— EXERCISE TASK —
In the entries below, find the lines that contain the word "some" and copy them.

— DATA ENTRIES —
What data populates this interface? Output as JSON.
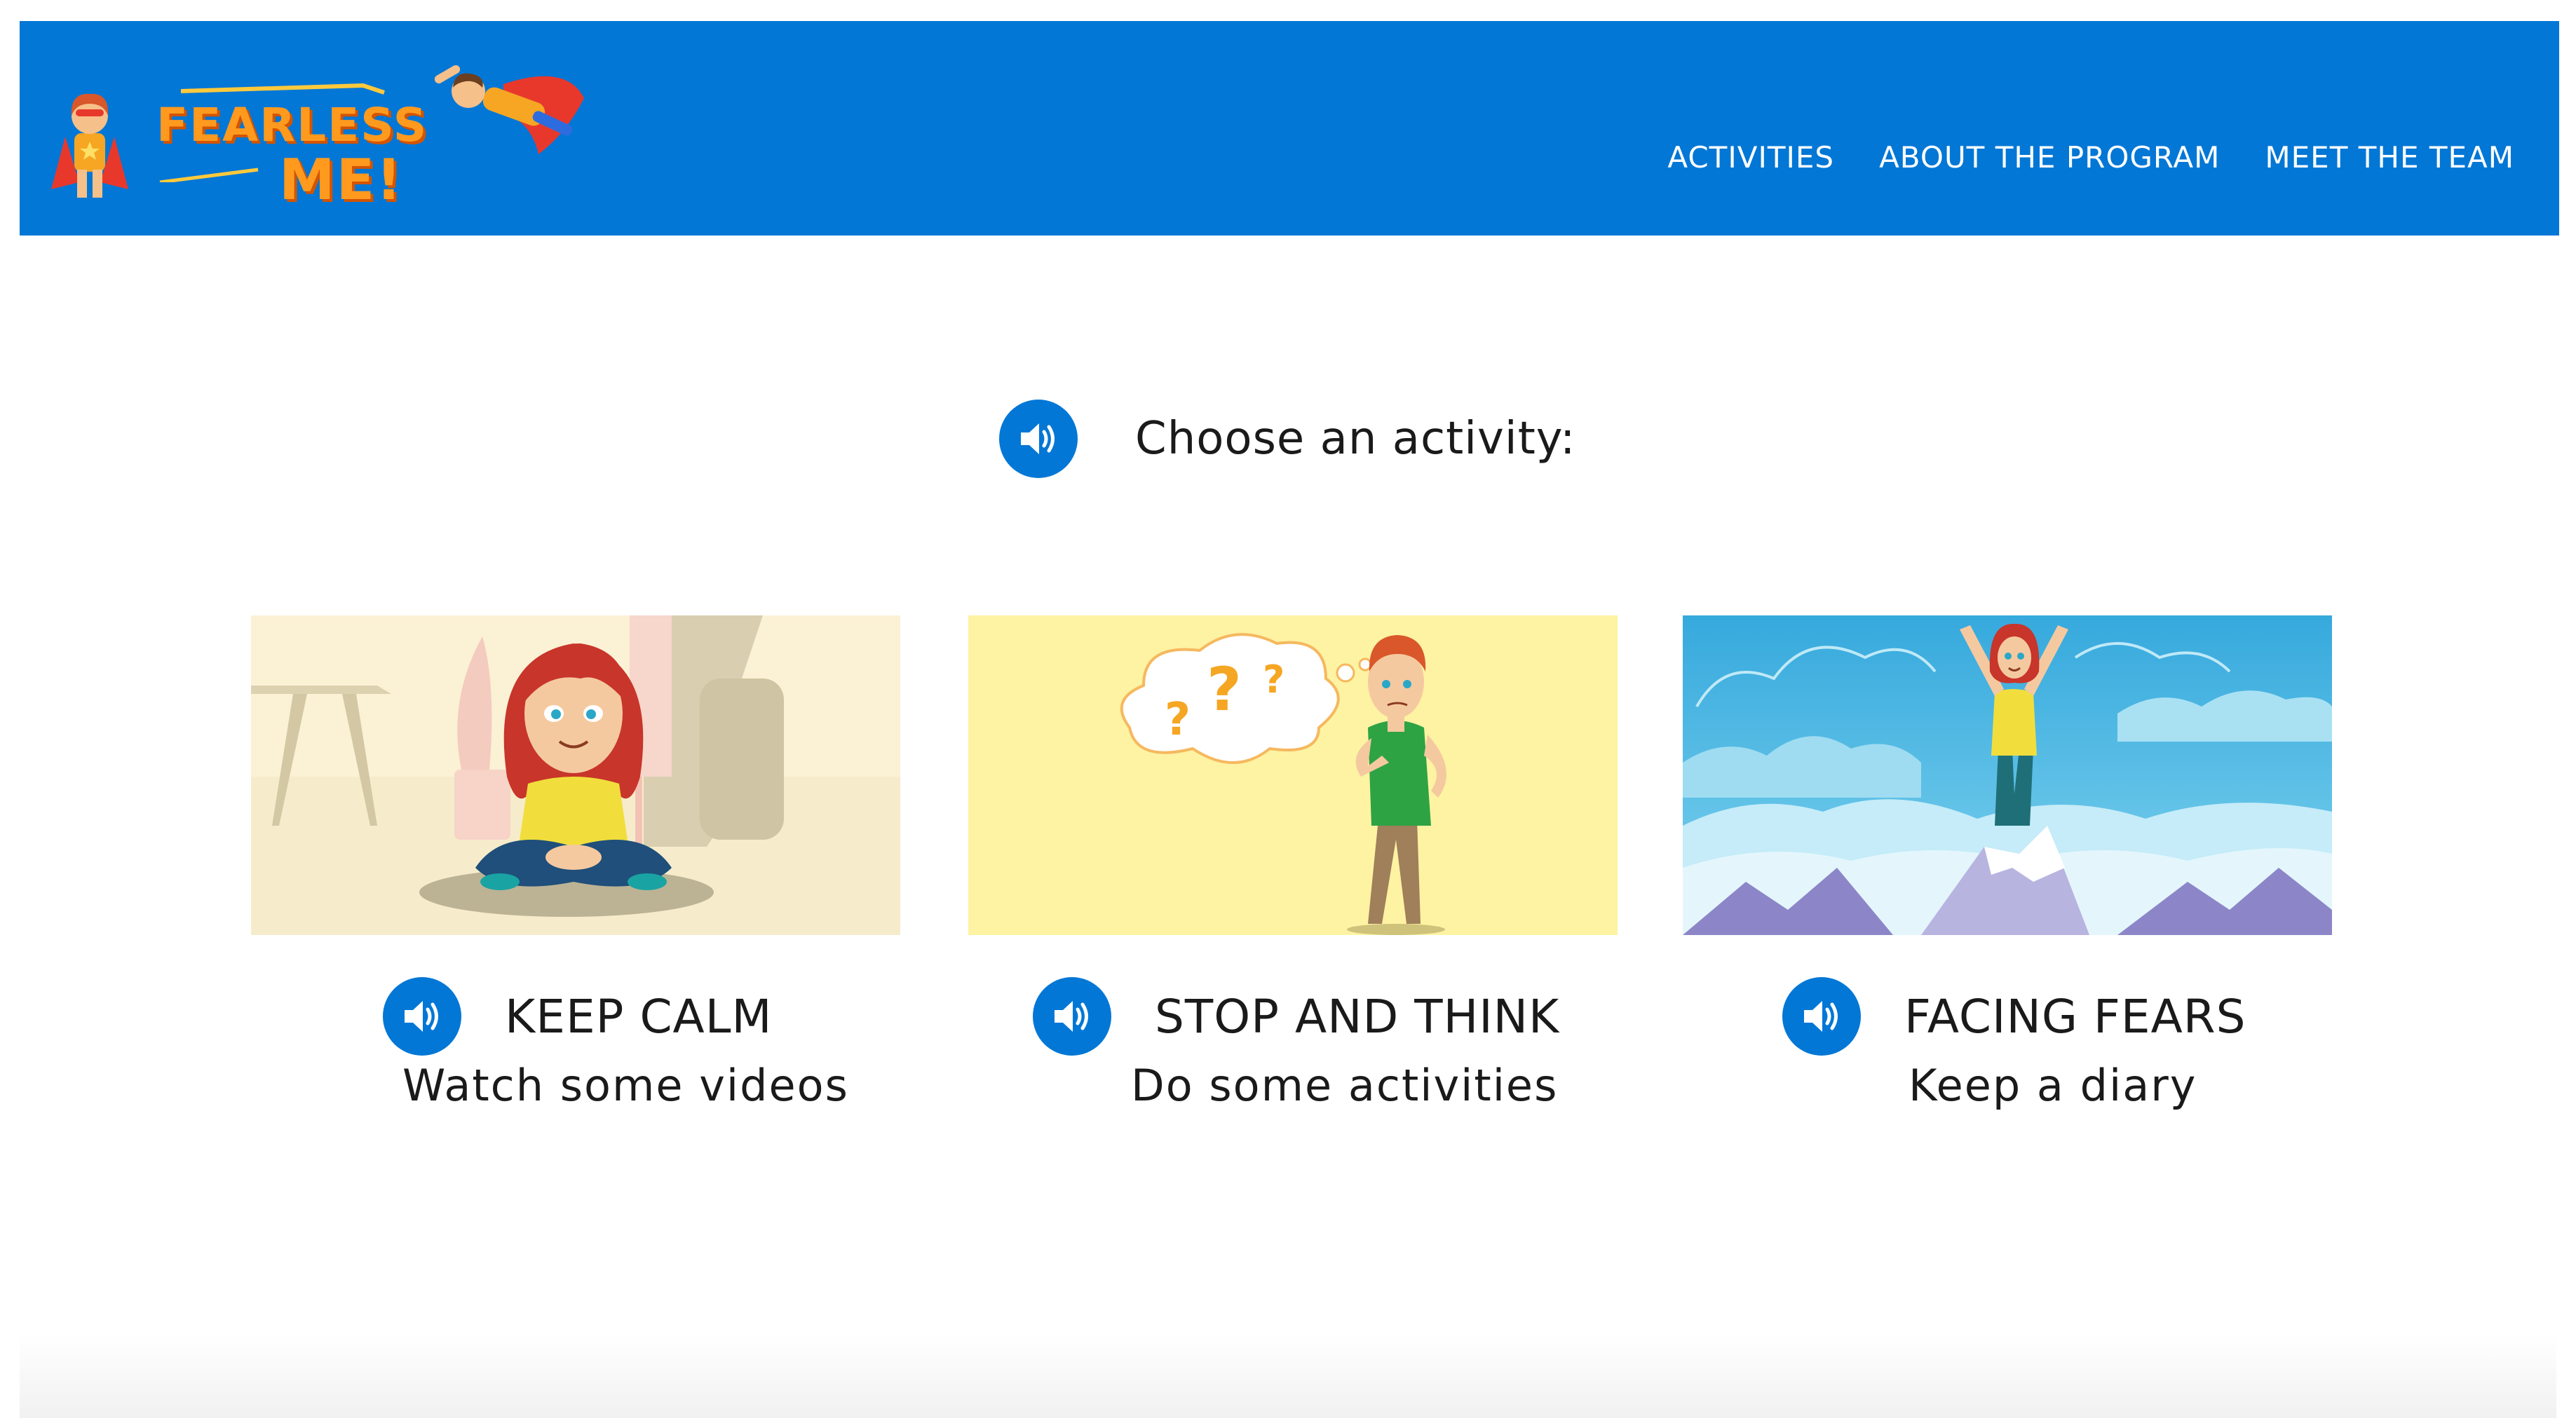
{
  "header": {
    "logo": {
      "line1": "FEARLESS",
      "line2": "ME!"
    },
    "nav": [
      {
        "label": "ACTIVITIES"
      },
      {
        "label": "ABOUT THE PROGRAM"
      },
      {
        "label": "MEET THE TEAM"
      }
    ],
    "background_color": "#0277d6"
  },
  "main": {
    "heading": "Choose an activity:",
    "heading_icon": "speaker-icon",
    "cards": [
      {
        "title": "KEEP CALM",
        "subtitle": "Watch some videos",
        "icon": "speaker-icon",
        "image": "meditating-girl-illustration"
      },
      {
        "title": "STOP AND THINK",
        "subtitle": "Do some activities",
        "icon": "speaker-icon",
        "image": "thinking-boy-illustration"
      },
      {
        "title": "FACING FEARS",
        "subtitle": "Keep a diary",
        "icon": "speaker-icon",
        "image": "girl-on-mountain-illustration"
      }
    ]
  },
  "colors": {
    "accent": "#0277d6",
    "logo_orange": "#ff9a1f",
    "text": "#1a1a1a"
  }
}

— RESULT FOR THIS TASK —
        "subtitle": "Watch some videos",
        "subtitle": "Do some activities",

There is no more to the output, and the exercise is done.